# TASK BRIEF:
Give the number of lines holding the string "values", and nothing else.

[START]

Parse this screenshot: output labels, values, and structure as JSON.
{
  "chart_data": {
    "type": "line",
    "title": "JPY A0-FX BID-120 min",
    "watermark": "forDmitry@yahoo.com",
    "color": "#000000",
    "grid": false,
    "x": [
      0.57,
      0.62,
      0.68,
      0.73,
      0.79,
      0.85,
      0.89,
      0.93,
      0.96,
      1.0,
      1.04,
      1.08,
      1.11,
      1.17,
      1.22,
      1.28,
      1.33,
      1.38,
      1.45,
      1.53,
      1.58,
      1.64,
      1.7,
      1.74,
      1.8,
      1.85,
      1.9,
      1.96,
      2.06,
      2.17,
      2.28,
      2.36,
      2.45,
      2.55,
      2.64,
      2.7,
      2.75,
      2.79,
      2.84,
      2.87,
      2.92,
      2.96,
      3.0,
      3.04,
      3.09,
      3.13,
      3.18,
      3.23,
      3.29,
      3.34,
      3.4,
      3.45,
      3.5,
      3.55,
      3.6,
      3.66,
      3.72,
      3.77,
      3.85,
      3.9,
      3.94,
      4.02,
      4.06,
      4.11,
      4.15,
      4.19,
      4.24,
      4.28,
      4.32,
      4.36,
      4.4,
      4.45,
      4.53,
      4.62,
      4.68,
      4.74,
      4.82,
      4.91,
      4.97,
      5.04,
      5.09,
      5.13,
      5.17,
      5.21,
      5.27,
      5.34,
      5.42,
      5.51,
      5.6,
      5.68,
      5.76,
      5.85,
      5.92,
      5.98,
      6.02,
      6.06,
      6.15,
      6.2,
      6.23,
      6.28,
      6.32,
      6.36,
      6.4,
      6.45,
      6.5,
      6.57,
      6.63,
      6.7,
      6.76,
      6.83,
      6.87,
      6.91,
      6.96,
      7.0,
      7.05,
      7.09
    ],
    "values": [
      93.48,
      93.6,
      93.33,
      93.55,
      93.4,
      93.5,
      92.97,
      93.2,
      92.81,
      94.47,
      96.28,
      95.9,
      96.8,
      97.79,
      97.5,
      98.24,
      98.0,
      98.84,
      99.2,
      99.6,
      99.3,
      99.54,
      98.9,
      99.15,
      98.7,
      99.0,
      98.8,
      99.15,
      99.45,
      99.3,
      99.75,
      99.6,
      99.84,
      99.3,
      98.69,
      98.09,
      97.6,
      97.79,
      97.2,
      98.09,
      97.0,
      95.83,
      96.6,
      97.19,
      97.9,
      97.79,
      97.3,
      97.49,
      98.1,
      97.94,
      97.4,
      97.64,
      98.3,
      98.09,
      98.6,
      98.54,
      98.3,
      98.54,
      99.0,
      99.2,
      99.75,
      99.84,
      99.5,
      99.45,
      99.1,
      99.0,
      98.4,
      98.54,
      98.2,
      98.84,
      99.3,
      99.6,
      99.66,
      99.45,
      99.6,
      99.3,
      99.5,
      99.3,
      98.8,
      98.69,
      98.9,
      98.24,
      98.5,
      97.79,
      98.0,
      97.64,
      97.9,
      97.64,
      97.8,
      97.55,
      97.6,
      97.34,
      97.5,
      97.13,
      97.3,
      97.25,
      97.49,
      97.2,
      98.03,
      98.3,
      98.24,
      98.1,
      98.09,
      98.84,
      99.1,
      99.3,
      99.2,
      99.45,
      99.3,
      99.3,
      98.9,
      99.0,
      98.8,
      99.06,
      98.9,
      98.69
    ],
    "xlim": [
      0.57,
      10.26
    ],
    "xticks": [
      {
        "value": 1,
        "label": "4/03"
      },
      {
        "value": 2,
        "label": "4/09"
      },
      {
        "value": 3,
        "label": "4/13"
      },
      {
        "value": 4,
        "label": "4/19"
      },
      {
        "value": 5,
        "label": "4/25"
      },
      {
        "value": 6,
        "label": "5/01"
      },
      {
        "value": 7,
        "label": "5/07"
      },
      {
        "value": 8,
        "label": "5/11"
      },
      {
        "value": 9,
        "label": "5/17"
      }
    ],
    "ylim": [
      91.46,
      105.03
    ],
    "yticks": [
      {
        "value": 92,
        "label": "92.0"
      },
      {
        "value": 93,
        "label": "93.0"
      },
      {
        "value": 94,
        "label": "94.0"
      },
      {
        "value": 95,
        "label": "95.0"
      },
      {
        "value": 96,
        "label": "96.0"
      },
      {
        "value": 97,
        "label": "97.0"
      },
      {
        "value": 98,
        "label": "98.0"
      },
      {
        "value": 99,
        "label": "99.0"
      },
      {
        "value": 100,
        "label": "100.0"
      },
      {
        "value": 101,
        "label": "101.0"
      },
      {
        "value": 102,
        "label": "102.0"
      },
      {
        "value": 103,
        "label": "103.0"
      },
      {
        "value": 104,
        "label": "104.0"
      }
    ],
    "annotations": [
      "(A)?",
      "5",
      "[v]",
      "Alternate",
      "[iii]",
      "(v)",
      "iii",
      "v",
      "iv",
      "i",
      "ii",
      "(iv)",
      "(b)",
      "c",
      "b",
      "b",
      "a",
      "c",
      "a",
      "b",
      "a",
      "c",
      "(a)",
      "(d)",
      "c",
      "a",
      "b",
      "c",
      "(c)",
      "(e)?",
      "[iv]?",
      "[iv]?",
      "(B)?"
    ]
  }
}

[END]

# SOLUTION BELOW:
2